### WHAT IS BEING ASKED
Copy everything in the data below exactly except the pictures.

-------- DATA SHOWN

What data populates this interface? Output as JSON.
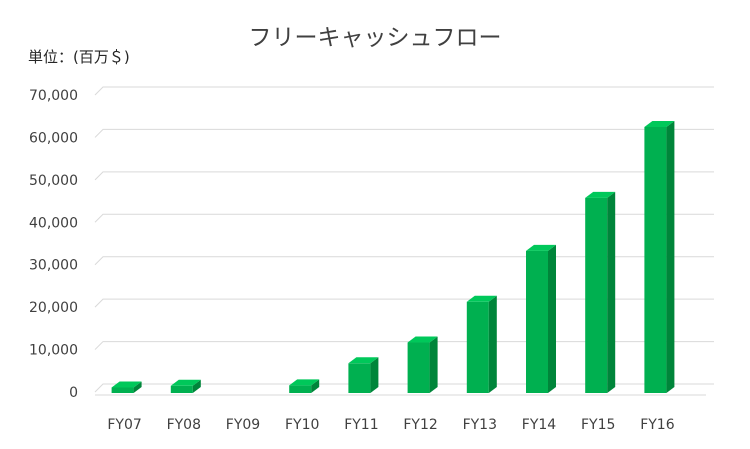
{
  "chart_data": {
    "type": "bar",
    "title": "フリーキャッシュフロー",
    "unit_label": "単位：(百万＄)",
    "categories": [
      "FY07",
      "FY08",
      "FY09",
      "FY10",
      "FY11",
      "FY12",
      "FY13",
      "FY14",
      "FY15",
      "FY16"
    ],
    "values": [
      1300,
      1700,
      0,
      1800,
      7000,
      11900,
      21500,
      33500,
      46000,
      62700
    ],
    "ylim": [
      0,
      70000
    ],
    "yticks": [
      "0",
      "10,000",
      "20,000",
      "30,000",
      "40,000",
      "50,000",
      "60,000",
      "70,000"
    ],
    "grid": true,
    "legend": "none",
    "colors": {
      "front": "#00b050",
      "side": "#00853a",
      "top": "#00c85a",
      "grid": "#d9d9d9"
    }
  }
}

----------------

### RESULT OF THIS TASK
What data populates this interface? Output as JSON.
{
  "chart_data": {
    "type": "bar",
    "title": "フリーキャッシュフロー",
    "unit_label": "単位：(百万＄)",
    "categories": [
      "FY07",
      "FY08",
      "FY09",
      "FY10",
      "FY11",
      "FY12",
      "FY13",
      "FY14",
      "FY15",
      "FY16"
    ],
    "values": [
      1300,
      1700,
      0,
      1800,
      7000,
      11900,
      21500,
      33500,
      46000,
      62700
    ],
    "ylim": [
      0,
      70000
    ],
    "yticks": [
      "0",
      "10,000",
      "20,000",
      "30,000",
      "40,000",
      "50,000",
      "60,000",
      "70,000"
    ],
    "grid": true,
    "legend": "none",
    "colors": {
      "front": "#00b050",
      "side": "#00853a",
      "top": "#00c85a",
      "grid": "#d9d9d9"
    }
  }
}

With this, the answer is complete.